EXERCISE TASK - Copy down every line where the string "dark" shows up.

"""

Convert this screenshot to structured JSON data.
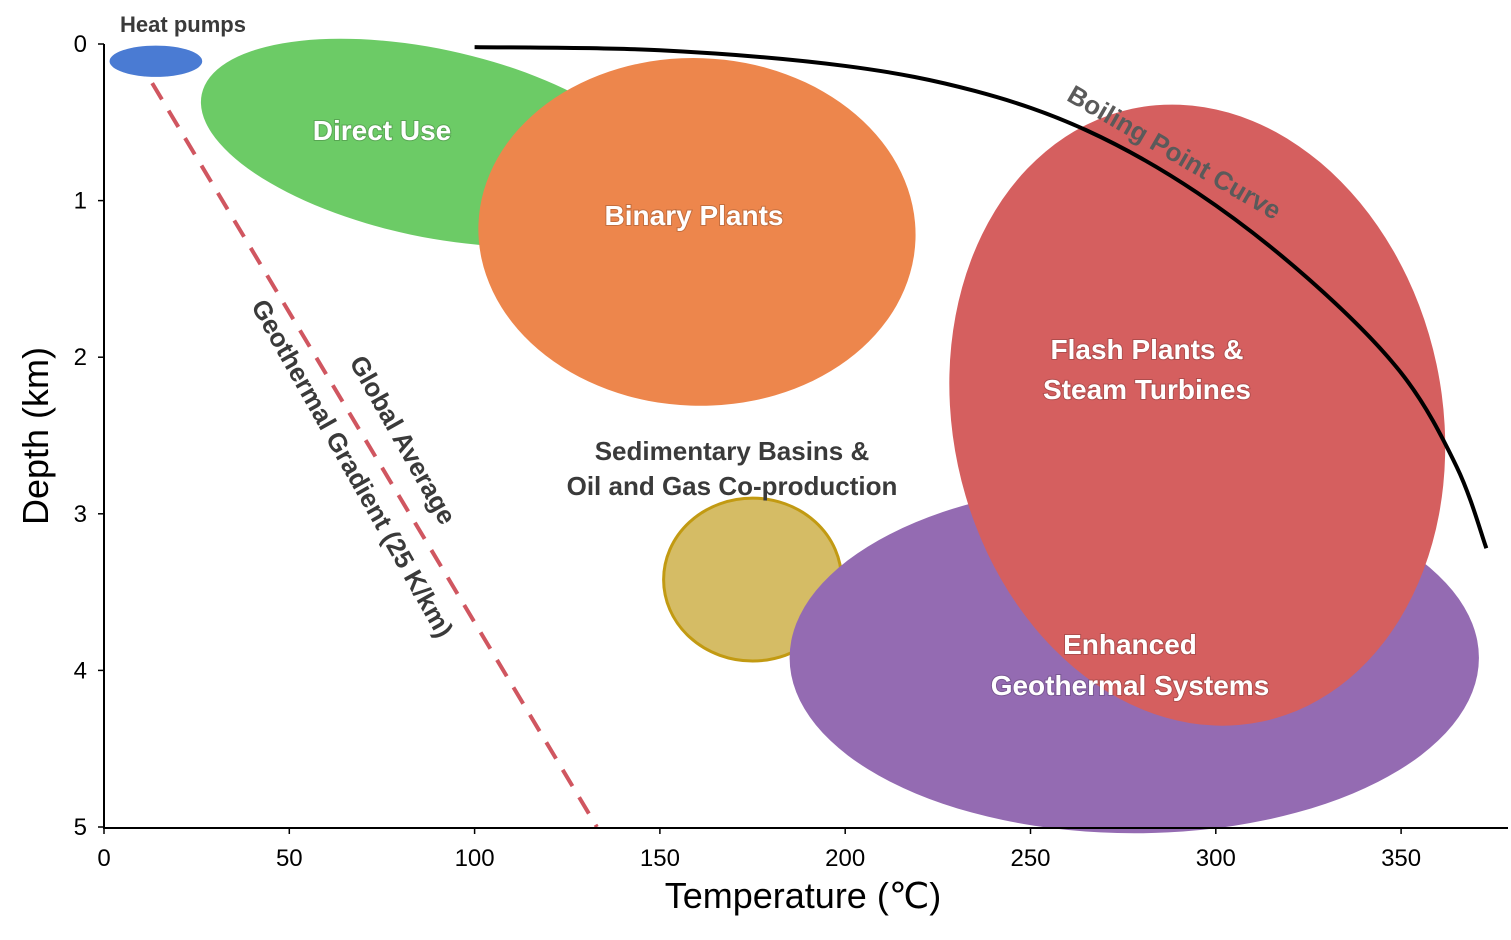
{
  "chart_data": {
    "type": "scatter",
    "title": "",
    "xlabel": "Temperature (℃)",
    "ylabel": "Depth (km)",
    "xlim": [
      0,
      380
    ],
    "ylim": [
      0,
      5
    ],
    "y_inverted": true,
    "x_ticks": [
      "0",
      "50",
      "100",
      "150",
      "200",
      "250",
      "300",
      "350"
    ],
    "y_ticks": [
      "0",
      "1",
      "2",
      "3",
      "4",
      "5"
    ],
    "regions": [
      {
        "name": "Direct Use",
        "label_lines": [
          "Direct Use"
        ],
        "color": "#6ccb66",
        "label_style": "light",
        "cx": 88,
        "cy": 0.63,
        "rx": 63,
        "ry": 0.6,
        "rotation": 12
      },
      {
        "name": "Binary Plants",
        "label_lines": [
          "Binary Plants"
        ],
        "color": "#ed864c",
        "label_style": "light",
        "cx": 160,
        "cy": 1.2,
        "rx": 59,
        "ry": 1.11,
        "rotation": 2
      },
      {
        "name": "Flash Plants & Steam Turbines",
        "label_lines": [
          "Flash Plants &",
          "Steam Turbines"
        ],
        "color": "#d55f5f",
        "label_style": "light",
        "cx": 295,
        "cy": 2.37,
        "rx": 66,
        "ry": 2.0,
        "rotation": -12
      },
      {
        "name": "Sedimentary Basins & Oil and Gas Co-production",
        "label_lines": [
          "Sedimentary Basins &",
          "Oil and Gas Co-production"
        ],
        "color": "#d5bc65",
        "stroke": "#c29a12",
        "label_style": "dark",
        "cx": 175,
        "cy": 3.42,
        "rx": 24,
        "ry": 0.52,
        "rotation": 0
      },
      {
        "name": "Enhanced Geothermal Systems",
        "label_lines": [
          "Enhanced",
          "Geothermal Systems"
        ],
        "color": "#946bb2",
        "label_style": "light",
        "cx": 278,
        "cy": 3.92,
        "rx": 93,
        "ry": 1.12,
        "rotation": 0
      },
      {
        "name": "Heat pumps",
        "label_lines": [
          "Heat pumps"
        ],
        "color": "#4a7bd3",
        "label_style": "small-dark",
        "cx": 14,
        "cy": 0.11,
        "rx": 12.5,
        "ry": 0.1,
        "rotation": 0
      }
    ],
    "lines": [
      {
        "name": "Boiling Point Curve",
        "color": "#000000",
        "style": "solid",
        "points": [
          [
            100,
            0.02
          ],
          [
            150,
            0.04
          ],
          [
            200,
            0.14
          ],
          [
            235,
            0.3
          ],
          [
            265,
            0.55
          ],
          [
            295,
            0.95
          ],
          [
            325,
            1.5
          ],
          [
            350,
            2.1
          ],
          [
            365,
            2.7
          ],
          [
            373,
            3.22
          ]
        ]
      },
      {
        "name": "Global Average Geothermal Gradient (25 K/km)",
        "label_lines": [
          "Global Average",
          "Geothermal Gradient (25 K/km)"
        ],
        "color": "#d05660",
        "style": "dashed",
        "points": [
          [
            13,
            0.25
          ],
          [
            133,
            5.0
          ]
        ]
      }
    ]
  }
}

"""

OUTPUT BELOW -
        "label_style": "dark",
        "label_style": "small-dark",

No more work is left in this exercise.